(Material supplied)

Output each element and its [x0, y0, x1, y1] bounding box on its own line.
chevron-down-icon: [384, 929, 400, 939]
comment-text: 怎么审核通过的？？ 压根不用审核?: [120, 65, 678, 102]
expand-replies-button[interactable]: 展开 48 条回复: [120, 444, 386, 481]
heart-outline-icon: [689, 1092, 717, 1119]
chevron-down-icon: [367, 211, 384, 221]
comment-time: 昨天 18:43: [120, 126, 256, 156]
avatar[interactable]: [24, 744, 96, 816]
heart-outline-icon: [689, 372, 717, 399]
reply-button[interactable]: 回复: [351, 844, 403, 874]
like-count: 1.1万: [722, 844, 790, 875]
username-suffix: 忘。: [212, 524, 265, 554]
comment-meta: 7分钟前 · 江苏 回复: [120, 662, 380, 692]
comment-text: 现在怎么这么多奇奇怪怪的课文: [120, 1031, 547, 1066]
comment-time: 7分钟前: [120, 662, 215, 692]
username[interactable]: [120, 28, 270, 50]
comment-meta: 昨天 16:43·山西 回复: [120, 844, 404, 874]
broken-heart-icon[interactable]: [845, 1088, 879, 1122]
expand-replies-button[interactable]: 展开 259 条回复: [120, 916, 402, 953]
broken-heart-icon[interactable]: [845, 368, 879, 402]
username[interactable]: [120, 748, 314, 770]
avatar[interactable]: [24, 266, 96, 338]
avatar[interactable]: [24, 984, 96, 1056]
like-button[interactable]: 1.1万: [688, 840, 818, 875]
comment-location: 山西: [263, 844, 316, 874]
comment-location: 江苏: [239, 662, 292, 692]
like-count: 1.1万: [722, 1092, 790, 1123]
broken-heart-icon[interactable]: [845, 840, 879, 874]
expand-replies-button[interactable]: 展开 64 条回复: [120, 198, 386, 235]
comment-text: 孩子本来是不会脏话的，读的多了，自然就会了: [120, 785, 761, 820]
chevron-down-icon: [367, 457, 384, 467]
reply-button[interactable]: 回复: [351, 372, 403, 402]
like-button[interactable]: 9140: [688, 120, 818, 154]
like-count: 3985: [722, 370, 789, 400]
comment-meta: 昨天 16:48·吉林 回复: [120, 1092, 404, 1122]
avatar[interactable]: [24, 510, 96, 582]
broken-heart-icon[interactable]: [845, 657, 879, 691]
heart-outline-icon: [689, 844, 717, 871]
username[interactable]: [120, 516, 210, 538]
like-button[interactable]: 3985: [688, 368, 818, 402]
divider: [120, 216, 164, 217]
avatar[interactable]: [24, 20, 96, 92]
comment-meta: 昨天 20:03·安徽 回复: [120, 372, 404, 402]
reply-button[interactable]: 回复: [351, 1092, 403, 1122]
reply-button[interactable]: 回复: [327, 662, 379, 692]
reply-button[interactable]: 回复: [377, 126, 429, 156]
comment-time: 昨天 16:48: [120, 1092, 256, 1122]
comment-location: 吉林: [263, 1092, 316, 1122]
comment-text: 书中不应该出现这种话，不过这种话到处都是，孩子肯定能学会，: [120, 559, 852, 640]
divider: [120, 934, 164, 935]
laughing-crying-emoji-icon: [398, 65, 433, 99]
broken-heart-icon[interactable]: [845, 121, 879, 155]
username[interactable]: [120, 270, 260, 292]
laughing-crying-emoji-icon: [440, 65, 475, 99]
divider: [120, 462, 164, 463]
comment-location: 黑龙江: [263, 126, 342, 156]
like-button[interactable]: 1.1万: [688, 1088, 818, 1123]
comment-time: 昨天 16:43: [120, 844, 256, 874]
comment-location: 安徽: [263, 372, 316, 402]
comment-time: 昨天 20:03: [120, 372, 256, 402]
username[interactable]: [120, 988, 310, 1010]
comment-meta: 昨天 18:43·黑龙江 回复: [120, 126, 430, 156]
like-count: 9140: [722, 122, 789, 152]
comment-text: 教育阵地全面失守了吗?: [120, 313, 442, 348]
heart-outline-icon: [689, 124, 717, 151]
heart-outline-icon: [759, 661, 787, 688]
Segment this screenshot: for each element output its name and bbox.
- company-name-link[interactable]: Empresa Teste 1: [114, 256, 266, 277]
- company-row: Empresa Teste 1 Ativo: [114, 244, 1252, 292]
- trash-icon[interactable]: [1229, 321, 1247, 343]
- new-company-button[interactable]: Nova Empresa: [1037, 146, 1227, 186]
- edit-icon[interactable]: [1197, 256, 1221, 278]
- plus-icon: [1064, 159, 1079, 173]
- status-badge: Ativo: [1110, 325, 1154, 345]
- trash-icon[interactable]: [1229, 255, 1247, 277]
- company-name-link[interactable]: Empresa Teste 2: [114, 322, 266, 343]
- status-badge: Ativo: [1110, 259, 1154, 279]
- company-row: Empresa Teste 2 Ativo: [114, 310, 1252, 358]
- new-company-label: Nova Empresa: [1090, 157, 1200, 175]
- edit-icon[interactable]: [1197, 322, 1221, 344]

(To do)
Can you write out every line of the records above word for word, from first to last?

(Full response)
Output each element and its [x0, y0, x1, y1] bounding box on its own line.
chevron-down-icon: [384, 929, 400, 939]
comment-text: 怎么审核通过的？？ 压根不用审核?: [120, 65, 678, 102]
expand-replies-button[interactable]: 展开 48 条回复: [120, 444, 386, 481]
heart-outline-icon: [689, 1092, 717, 1119]
chevron-down-icon: [367, 211, 384, 221]
comment-time: 昨天 18:43: [120, 126, 256, 156]
avatar[interactable]: [24, 744, 96, 816]
heart-outline-icon: [689, 372, 717, 399]
reply-button[interactable]: 回复: [351, 844, 403, 874]
like-count: 1.1万: [722, 844, 790, 875]
username-suffix: 忘。: [212, 524, 265, 554]
comment-meta: 7分钟前 · 江苏 回复: [120, 662, 380, 692]
comment-text: 现在怎么这么多奇奇怪怪的课文: [120, 1031, 547, 1066]
comment-time: 7分钟前: [120, 662, 215, 692]
username[interactable]: [120, 28, 270, 50]
comment-meta: 昨天 16:43·山西 回复: [120, 844, 404, 874]
broken-heart-icon[interactable]: [845, 1088, 879, 1122]
expand-replies-button[interactable]: 展开 259 条回复: [120, 916, 402, 953]
broken-heart-icon[interactable]: [845, 368, 879, 402]
username[interactable]: [120, 748, 314, 770]
avatar[interactable]: [24, 266, 96, 338]
avatar[interactable]: [24, 984, 96, 1056]
like-button[interactable]: 1.1万: [688, 840, 818, 875]
comment-location: 山西: [263, 844, 316, 874]
comment-location: 江苏: [239, 662, 292, 692]
like-count: 1.1万: [722, 1092, 790, 1123]
broken-heart-icon[interactable]: [845, 840, 879, 874]
expand-replies-button[interactable]: 展开 64 条回复: [120, 198, 386, 235]
comment-text: 孩子本来是不会脏话的，读的多了，自然就会了: [120, 785, 761, 820]
chevron-down-icon: [367, 457, 384, 467]
reply-button[interactable]: 回复: [351, 372, 403, 402]
like-button[interactable]: 9140: [688, 120, 818, 154]
like-count: 3985: [722, 370, 789, 400]
comment-meta: 昨天 16:48·吉林 回复: [120, 1092, 404, 1122]
avatar[interactable]: [24, 510, 96, 582]
broken-heart-icon[interactable]: [845, 657, 879, 691]
heart-outline-icon: [689, 844, 717, 871]
username[interactable]: [120, 516, 210, 538]
like-button[interactable]: 3985: [688, 368, 818, 402]
divider: [120, 216, 164, 217]
avatar[interactable]: [24, 20, 96, 92]
comment-meta: 昨天 20:03·安徽 回复: [120, 372, 404, 402]
reply-button[interactable]: 回复: [351, 1092, 403, 1122]
reply-button[interactable]: 回复: [327, 662, 379, 692]
reply-button[interactable]: 回复: [377, 126, 429, 156]
comment-time: 昨天 16:48: [120, 1092, 256, 1122]
comment-location: 吉林: [263, 1092, 316, 1122]
comment-text: 书中不应该出现这种话，不过这种话到处都是，孩子肯定能学会，: [120, 559, 852, 640]
divider: [120, 934, 164, 935]
laughing-crying-emoji-icon: [398, 65, 433, 99]
broken-heart-icon[interactable]: [845, 121, 879, 155]
username[interactable]: [120, 270, 260, 292]
laughing-crying-emoji-icon: [440, 65, 475, 99]
divider: [120, 462, 164, 463]
comment-location: 黑龙江: [263, 126, 342, 156]
like-button[interactable]: 1.1万: [688, 1088, 818, 1123]
comment-time: 昨天 16:43: [120, 844, 256, 874]
comment-location: 安徽: [263, 372, 316, 402]
comment-time: 昨天 20:03: [120, 372, 256, 402]
username[interactable]: [120, 988, 310, 1010]
comment-meta: 昨天 18:43·黑龙江 回复: [120, 126, 430, 156]
like-count: 9140: [722, 122, 789, 152]
comment-text: 教育阵地全面失守了吗?: [120, 313, 442, 348]
heart-outline-icon: [689, 124, 717, 151]
heart-outline-icon: [759, 661, 787, 688]
Segment this screenshot: for each element output its name and bbox.
- company-name-link[interactable]: Empresa Teste 1: [114, 256, 266, 277]
- company-row: Empresa Teste 1 Ativo: [114, 244, 1252, 292]
- trash-icon[interactable]: [1229, 321, 1247, 343]
- new-company-button[interactable]: Nova Empresa: [1037, 146, 1227, 186]
- edit-icon[interactable]: [1197, 256, 1221, 278]
- plus-icon: [1064, 159, 1079, 173]
- status-badge: Ativo: [1110, 325, 1154, 345]
- trash-icon[interactable]: [1229, 255, 1247, 277]
- company-name-link[interactable]: Empresa Teste 2: [114, 322, 266, 343]
- status-badge: Ativo: [1110, 259, 1154, 279]
- company-row: Empresa Teste 2 Ativo: [114, 310, 1252, 358]
- new-company-label: Nova Empresa: [1090, 157, 1200, 175]
- edit-icon[interactable]: [1197, 322, 1221, 344]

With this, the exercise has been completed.